(Dataset items)

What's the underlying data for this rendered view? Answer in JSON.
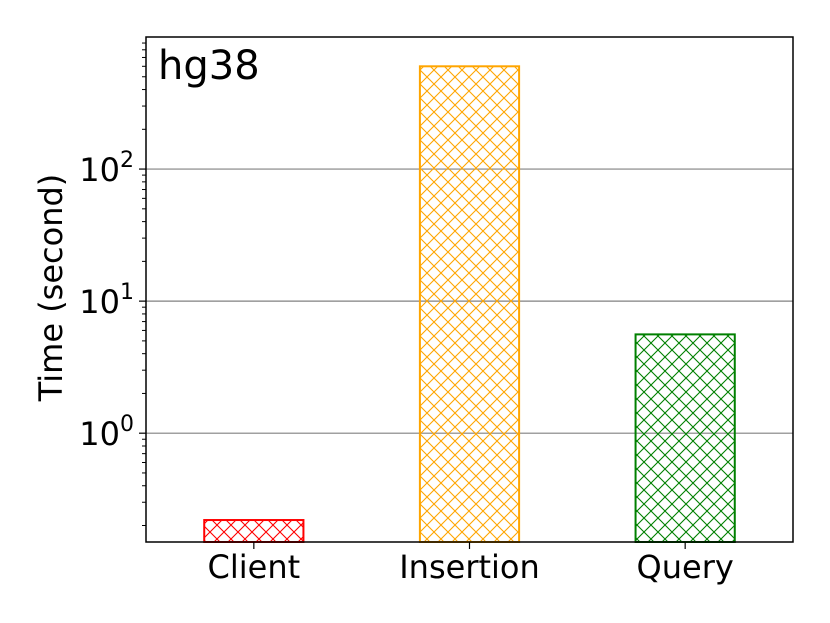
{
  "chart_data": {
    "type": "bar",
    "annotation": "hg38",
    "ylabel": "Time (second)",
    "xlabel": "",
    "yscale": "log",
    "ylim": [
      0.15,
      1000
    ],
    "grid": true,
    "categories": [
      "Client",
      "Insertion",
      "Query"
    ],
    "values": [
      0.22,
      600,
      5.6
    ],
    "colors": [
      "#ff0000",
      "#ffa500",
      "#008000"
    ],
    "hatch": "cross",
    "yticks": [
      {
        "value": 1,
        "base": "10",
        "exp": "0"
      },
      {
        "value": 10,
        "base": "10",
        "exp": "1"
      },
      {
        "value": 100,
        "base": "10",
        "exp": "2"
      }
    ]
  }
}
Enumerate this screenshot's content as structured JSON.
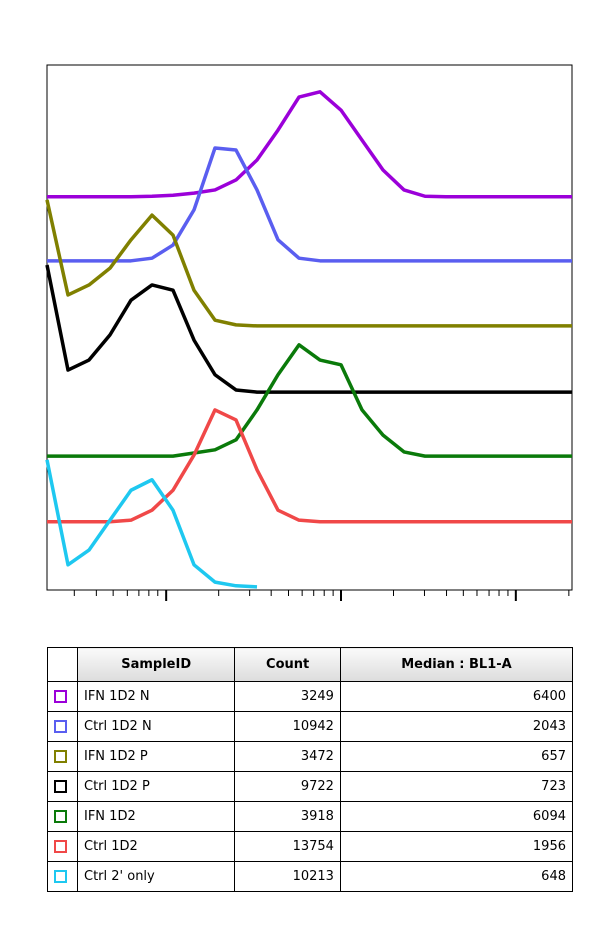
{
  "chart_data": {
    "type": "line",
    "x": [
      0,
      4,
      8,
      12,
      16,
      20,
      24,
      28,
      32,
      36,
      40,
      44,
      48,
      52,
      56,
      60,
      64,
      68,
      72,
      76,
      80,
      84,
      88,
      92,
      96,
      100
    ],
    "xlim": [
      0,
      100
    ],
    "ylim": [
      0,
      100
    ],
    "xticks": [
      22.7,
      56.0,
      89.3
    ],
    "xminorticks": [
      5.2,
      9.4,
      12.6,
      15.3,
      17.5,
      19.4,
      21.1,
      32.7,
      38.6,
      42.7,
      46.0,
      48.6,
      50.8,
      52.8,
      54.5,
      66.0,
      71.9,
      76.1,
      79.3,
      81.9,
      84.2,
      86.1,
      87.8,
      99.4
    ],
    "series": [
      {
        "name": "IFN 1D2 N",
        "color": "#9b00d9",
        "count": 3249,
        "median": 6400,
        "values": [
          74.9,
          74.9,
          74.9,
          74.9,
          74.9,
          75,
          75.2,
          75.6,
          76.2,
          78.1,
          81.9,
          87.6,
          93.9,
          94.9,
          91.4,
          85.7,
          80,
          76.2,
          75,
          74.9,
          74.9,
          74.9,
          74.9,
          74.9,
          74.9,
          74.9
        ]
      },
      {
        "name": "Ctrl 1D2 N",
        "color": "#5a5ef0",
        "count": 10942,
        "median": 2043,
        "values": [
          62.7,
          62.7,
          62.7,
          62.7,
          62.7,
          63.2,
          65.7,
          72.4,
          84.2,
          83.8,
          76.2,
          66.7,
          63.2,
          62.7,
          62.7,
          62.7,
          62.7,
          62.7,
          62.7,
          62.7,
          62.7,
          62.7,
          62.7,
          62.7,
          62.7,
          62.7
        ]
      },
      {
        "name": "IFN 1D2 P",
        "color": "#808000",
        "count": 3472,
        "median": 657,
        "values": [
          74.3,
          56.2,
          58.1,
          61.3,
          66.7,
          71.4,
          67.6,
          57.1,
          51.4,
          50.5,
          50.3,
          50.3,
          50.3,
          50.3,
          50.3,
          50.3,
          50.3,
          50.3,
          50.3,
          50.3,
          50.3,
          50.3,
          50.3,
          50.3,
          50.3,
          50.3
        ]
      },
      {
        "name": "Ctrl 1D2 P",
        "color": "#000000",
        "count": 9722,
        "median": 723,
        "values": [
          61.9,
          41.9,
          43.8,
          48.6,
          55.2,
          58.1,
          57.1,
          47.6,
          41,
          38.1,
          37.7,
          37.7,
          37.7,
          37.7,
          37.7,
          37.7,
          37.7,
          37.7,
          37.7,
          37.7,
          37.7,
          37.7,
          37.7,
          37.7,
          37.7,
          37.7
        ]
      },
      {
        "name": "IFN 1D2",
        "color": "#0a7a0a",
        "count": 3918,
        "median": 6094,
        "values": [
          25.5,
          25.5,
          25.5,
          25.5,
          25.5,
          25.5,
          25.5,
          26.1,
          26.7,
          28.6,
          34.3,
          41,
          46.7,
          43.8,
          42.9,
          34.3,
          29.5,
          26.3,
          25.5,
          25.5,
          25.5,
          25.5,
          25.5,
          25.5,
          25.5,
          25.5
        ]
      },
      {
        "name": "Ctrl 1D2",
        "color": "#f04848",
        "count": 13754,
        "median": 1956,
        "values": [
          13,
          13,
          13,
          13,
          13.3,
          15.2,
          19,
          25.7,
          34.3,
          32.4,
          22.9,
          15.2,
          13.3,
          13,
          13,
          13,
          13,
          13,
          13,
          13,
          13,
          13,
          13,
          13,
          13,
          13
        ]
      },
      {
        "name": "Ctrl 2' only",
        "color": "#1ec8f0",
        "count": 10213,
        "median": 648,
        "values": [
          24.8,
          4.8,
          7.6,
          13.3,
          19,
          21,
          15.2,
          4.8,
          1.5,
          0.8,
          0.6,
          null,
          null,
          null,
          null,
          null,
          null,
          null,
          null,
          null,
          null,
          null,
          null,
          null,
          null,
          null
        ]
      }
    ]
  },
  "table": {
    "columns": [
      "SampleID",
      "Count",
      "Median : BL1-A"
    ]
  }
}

==

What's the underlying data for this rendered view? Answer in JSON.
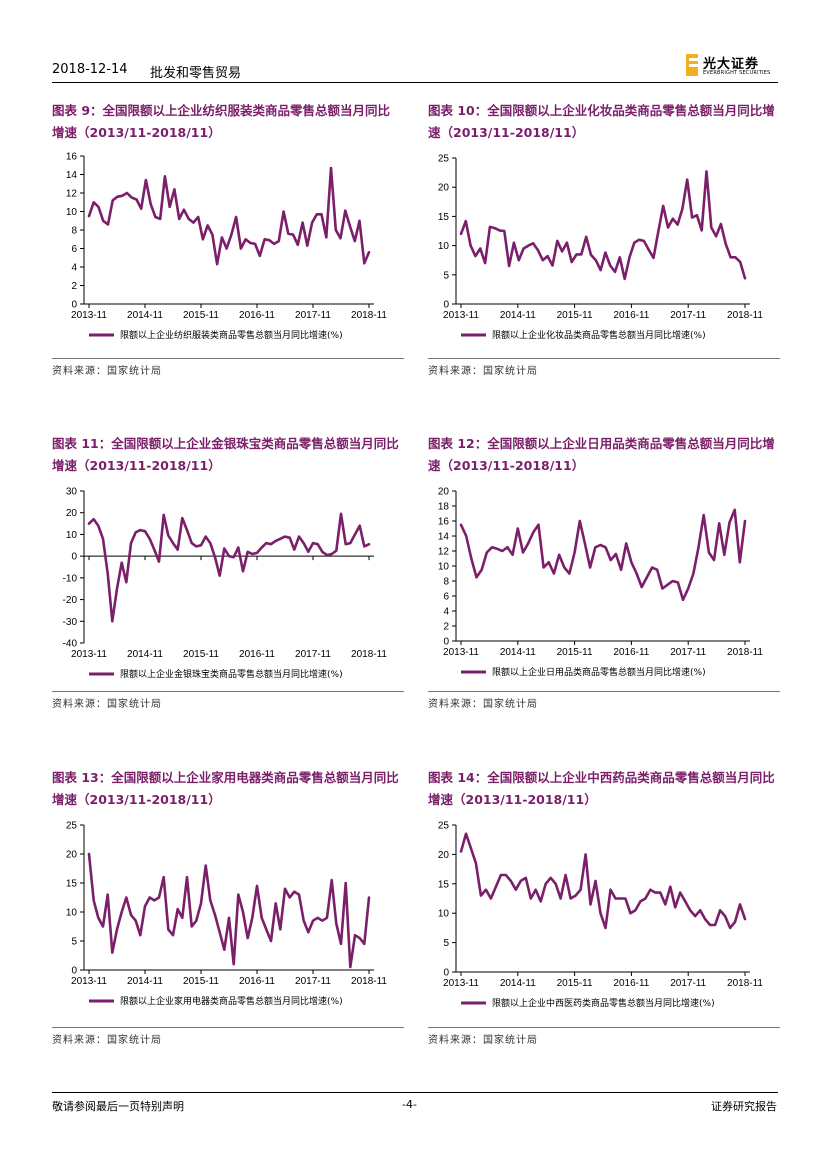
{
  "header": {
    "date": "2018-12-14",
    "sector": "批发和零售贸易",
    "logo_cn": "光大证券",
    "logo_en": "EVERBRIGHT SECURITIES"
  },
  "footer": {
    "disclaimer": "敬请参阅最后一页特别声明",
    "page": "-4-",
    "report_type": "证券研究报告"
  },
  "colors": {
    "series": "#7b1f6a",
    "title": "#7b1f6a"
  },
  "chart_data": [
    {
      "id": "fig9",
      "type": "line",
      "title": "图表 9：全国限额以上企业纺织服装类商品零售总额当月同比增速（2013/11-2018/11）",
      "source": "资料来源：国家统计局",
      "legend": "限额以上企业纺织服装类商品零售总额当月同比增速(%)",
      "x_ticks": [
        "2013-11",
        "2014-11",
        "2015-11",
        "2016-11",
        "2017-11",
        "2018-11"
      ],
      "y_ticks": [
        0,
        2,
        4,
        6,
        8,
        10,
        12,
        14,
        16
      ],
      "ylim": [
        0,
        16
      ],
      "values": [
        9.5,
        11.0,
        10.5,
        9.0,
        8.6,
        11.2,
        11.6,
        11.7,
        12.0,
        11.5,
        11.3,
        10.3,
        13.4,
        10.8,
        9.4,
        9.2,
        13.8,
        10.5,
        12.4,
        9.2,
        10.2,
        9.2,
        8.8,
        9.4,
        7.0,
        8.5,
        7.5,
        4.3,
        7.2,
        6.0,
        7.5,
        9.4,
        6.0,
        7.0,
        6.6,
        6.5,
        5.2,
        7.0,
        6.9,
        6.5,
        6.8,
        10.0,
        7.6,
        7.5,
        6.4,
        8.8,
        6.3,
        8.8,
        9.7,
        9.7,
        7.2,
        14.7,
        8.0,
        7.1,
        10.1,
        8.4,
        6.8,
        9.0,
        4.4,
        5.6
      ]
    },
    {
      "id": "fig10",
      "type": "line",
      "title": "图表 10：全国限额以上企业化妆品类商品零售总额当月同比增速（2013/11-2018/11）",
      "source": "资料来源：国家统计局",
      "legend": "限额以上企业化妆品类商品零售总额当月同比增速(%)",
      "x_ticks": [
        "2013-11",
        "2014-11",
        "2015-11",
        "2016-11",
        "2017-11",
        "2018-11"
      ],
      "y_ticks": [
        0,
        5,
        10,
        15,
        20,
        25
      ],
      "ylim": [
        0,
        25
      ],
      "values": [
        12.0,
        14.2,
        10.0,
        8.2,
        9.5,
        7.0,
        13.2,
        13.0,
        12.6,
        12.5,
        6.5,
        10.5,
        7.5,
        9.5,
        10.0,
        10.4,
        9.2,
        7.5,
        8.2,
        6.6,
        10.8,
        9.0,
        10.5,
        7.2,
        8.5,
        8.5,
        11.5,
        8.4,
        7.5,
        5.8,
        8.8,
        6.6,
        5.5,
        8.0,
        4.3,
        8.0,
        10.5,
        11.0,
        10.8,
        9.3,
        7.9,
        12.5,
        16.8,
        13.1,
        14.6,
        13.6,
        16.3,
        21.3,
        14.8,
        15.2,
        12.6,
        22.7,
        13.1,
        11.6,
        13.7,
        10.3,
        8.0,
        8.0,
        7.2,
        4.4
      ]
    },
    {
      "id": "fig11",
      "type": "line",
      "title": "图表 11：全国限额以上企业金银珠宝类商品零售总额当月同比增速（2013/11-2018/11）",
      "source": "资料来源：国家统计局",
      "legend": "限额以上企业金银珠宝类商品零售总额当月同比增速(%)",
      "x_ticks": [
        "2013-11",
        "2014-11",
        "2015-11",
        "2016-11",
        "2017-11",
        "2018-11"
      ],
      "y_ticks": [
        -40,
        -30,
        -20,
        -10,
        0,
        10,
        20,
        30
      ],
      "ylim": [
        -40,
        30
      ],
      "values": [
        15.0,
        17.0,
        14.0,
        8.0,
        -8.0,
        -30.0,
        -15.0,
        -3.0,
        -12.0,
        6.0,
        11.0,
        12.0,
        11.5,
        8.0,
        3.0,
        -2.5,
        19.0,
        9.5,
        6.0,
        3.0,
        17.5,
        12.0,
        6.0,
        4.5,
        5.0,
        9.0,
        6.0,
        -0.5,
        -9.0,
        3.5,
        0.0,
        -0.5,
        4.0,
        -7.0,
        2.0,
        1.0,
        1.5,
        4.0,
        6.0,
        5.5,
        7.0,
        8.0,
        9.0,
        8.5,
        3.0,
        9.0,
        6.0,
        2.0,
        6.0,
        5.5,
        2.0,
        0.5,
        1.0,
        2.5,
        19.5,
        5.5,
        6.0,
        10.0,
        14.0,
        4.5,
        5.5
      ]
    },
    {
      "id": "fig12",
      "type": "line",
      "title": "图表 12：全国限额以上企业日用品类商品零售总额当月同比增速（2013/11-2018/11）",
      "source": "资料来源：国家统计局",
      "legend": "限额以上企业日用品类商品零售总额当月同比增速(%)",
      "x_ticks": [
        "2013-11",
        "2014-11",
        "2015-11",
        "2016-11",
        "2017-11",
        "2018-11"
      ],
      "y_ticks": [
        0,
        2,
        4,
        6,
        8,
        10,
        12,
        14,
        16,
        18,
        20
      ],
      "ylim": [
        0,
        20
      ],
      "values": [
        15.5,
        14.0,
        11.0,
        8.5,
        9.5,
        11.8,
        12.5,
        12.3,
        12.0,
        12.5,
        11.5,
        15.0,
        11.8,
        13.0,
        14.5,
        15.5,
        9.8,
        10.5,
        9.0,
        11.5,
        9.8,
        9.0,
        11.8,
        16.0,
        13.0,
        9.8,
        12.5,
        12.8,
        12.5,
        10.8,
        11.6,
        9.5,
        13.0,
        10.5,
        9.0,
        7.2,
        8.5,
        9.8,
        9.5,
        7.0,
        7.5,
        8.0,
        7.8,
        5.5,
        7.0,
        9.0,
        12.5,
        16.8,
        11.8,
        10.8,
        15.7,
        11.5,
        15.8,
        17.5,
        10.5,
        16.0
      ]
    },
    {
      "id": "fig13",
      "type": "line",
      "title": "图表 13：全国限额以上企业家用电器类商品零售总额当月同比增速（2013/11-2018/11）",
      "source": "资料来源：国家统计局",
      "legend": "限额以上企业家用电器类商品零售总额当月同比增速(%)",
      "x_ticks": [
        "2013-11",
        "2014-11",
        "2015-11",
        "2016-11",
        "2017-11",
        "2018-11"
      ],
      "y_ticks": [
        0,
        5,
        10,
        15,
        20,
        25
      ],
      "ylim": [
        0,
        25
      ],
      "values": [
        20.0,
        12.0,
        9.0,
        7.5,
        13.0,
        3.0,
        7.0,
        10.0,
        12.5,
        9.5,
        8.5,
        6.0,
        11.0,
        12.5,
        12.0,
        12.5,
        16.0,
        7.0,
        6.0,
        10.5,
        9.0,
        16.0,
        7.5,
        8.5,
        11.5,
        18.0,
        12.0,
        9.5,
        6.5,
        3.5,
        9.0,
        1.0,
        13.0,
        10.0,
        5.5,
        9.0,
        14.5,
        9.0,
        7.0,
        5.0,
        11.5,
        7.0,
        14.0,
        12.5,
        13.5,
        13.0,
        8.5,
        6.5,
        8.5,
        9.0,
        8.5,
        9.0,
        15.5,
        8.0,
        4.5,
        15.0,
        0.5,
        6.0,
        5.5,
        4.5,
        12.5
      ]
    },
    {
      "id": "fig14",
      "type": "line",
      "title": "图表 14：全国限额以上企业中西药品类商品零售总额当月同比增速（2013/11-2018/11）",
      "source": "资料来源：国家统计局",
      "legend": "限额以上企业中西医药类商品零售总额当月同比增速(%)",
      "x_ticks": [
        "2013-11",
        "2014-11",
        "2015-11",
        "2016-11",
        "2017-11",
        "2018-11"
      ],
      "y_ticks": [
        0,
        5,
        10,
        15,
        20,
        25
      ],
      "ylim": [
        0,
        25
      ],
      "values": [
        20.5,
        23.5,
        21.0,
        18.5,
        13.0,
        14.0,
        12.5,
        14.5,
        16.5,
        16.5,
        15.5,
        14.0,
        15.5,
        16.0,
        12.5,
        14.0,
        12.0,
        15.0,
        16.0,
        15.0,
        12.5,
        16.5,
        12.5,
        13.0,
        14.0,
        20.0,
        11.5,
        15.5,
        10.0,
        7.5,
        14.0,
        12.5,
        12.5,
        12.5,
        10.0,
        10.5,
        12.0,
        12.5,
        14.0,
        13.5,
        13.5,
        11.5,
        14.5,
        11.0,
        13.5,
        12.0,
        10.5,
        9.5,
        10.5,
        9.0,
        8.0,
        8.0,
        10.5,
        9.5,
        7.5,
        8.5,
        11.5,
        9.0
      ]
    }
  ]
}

---

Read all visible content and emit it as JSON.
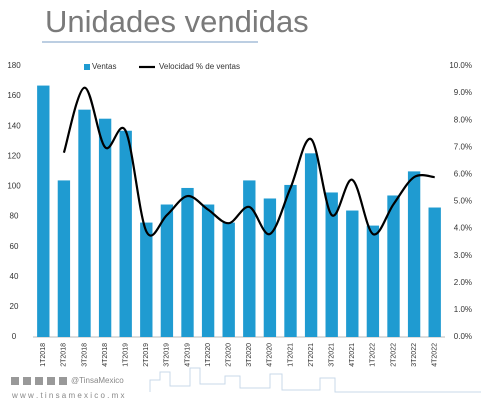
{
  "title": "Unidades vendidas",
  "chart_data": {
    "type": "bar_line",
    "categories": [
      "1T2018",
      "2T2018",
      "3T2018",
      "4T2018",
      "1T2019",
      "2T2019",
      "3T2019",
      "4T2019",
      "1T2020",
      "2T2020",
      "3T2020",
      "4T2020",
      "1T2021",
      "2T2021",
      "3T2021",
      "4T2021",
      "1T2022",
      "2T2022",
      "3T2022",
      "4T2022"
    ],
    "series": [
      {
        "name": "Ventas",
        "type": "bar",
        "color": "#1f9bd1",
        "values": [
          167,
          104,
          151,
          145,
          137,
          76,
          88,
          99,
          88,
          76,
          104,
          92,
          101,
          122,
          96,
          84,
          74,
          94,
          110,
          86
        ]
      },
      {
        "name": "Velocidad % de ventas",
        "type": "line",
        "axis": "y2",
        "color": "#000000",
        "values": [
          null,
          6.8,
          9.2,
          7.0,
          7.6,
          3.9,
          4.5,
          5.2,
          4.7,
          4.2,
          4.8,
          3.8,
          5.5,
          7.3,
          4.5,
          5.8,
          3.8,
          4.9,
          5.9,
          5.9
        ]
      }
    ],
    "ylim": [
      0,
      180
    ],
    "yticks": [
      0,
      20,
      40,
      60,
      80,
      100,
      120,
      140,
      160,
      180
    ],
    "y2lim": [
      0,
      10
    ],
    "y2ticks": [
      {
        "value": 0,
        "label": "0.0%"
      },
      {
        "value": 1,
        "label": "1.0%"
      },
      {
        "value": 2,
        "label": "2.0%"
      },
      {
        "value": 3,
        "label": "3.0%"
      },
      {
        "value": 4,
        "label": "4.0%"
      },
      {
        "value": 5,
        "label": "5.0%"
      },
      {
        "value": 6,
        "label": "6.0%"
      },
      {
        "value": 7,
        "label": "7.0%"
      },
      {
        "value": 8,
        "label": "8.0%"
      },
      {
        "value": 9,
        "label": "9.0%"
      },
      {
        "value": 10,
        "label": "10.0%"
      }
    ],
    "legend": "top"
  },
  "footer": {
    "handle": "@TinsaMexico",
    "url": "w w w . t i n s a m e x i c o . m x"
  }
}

_Objective_
Copy every line that includes the string "title" from the material above.

_Response_
    "title": "#7b1f6a"
      "title": "图表 9：全国限额以上企业纺织服装类商品零售总额当月同比增速（2013/11-2018/11）",
      "title": "图表 10：全国限额以上企业化妆品类商品零售总额当月同比增速（2013/11-2018/11）",
      "title": "图表 11：全国限额以上企业金银珠宝类商品零售总额当月同比增速（2013/11-2018/11）",
      "title": "图表 12：全国限额以上企业日用品类商品零售总额当月同比增速（2013/11-2018/11）",
      "title": "图表 13：全国限额以上企业家用电器类商品零售总额当月同比增速（2013/11-2018/11）",
      "title": "图表 14：全国限额以上企业中西药品类商品零售总额当月同比增速（2013/11-2018/11）",
  "title": "Unidades vendidas",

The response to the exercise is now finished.